To be done —
Could you set down, unchanged, the lines of the rows running from their very start through the line containing "- y-tick-label: 100%: [58, 65, 89, 78]", including both ends?

Collection entries —
************

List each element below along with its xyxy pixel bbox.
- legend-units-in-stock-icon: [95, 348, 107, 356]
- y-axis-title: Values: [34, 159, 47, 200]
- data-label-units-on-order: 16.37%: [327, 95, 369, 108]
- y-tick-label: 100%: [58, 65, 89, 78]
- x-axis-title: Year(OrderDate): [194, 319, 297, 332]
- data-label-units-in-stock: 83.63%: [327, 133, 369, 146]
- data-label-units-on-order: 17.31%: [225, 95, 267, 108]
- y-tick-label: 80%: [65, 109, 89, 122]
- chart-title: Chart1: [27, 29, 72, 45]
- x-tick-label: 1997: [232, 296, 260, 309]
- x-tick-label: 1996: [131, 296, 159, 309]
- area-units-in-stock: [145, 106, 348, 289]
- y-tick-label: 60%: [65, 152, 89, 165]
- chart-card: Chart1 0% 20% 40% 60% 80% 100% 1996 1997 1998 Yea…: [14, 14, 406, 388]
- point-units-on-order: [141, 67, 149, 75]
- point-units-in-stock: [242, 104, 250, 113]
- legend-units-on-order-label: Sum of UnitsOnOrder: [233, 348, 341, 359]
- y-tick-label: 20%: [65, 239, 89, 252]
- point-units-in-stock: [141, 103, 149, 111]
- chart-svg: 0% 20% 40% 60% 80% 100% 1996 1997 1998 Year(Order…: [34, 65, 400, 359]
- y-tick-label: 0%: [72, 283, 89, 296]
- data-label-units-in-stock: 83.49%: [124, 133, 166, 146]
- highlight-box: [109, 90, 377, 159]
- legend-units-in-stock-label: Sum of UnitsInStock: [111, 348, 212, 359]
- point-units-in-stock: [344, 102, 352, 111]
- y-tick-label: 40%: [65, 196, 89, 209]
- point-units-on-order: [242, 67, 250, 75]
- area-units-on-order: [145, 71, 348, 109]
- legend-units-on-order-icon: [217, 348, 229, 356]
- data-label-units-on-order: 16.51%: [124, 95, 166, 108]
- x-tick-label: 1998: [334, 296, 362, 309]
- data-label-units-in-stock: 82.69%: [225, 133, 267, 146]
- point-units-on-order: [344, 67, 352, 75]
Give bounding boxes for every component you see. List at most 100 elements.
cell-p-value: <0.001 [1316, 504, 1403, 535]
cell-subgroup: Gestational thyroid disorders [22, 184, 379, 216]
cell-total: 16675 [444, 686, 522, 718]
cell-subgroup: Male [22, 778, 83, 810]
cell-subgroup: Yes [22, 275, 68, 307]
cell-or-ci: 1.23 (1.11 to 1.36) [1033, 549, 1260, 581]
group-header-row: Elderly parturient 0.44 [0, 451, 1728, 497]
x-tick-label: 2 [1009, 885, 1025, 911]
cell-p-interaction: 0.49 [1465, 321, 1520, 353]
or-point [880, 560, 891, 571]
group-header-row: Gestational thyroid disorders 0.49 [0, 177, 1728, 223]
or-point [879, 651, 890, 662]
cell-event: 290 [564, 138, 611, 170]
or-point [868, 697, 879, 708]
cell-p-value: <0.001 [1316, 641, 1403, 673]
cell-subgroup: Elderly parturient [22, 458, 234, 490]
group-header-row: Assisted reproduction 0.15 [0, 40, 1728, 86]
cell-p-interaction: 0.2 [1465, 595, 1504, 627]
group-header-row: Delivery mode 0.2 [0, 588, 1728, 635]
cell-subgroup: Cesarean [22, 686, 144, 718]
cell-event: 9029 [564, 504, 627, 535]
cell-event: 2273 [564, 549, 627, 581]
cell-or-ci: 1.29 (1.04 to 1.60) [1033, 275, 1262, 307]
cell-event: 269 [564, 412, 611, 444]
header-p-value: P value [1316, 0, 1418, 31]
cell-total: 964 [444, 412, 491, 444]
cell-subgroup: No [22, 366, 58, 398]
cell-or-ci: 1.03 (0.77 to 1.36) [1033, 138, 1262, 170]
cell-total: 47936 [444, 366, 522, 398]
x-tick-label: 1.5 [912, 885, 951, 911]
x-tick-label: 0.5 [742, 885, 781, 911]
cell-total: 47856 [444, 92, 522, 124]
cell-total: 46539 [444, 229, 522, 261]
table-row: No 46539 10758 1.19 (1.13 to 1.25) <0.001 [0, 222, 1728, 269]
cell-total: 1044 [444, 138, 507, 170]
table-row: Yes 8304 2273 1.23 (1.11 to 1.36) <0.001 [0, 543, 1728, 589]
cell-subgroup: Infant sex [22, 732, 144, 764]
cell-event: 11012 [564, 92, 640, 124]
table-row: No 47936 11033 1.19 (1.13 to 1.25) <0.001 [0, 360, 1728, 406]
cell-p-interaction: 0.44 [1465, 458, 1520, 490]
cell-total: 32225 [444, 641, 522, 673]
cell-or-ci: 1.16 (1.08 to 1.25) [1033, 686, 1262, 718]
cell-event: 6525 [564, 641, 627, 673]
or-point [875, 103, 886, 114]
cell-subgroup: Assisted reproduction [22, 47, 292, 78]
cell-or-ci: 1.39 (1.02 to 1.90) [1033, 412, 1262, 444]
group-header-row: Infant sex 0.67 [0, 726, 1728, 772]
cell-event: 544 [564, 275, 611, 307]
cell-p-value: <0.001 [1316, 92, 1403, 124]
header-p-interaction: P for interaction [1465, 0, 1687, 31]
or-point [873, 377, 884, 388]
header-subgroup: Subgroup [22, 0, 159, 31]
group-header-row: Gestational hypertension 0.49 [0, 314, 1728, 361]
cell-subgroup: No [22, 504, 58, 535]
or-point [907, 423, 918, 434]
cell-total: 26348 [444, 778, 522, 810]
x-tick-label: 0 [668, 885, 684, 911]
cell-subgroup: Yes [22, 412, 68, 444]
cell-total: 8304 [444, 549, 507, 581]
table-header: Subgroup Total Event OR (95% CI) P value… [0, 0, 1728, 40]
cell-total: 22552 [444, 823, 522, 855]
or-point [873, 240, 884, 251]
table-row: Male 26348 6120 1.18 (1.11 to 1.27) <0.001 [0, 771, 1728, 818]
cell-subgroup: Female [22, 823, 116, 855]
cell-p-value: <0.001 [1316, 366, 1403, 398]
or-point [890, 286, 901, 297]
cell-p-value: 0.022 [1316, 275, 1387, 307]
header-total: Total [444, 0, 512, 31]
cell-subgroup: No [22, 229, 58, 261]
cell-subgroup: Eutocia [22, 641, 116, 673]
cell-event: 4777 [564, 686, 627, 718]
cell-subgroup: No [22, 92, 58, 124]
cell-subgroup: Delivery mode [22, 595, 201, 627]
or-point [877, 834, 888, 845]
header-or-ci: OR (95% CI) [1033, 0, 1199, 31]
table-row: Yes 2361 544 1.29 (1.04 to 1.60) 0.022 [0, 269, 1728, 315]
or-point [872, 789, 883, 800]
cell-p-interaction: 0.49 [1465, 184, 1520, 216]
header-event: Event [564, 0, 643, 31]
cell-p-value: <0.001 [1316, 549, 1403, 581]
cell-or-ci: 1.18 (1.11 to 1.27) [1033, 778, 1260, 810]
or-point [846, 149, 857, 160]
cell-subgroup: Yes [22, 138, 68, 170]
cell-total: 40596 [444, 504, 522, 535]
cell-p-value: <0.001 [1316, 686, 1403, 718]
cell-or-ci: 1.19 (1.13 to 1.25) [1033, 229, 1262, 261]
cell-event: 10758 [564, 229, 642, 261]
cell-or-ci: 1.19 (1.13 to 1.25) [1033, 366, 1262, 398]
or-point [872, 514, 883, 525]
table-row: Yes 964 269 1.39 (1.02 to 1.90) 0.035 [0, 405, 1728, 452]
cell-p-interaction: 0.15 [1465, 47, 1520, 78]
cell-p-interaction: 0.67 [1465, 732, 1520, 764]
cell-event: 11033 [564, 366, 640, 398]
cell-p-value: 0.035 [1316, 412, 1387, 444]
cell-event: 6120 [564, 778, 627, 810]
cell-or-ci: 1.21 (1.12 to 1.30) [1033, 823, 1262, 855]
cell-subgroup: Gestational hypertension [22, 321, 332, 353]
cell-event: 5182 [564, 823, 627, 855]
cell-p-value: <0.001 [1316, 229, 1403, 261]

************

Output for this task —
List each element below along with its xyxy pixel bbox.
- legend-units-in-stock-icon: [95, 348, 107, 356]
- y-axis-title: Values: [34, 159, 47, 200]
- data-label-units-on-order: 16.37%: [327, 95, 369, 108]
- y-tick-label: 100%: [58, 65, 89, 78]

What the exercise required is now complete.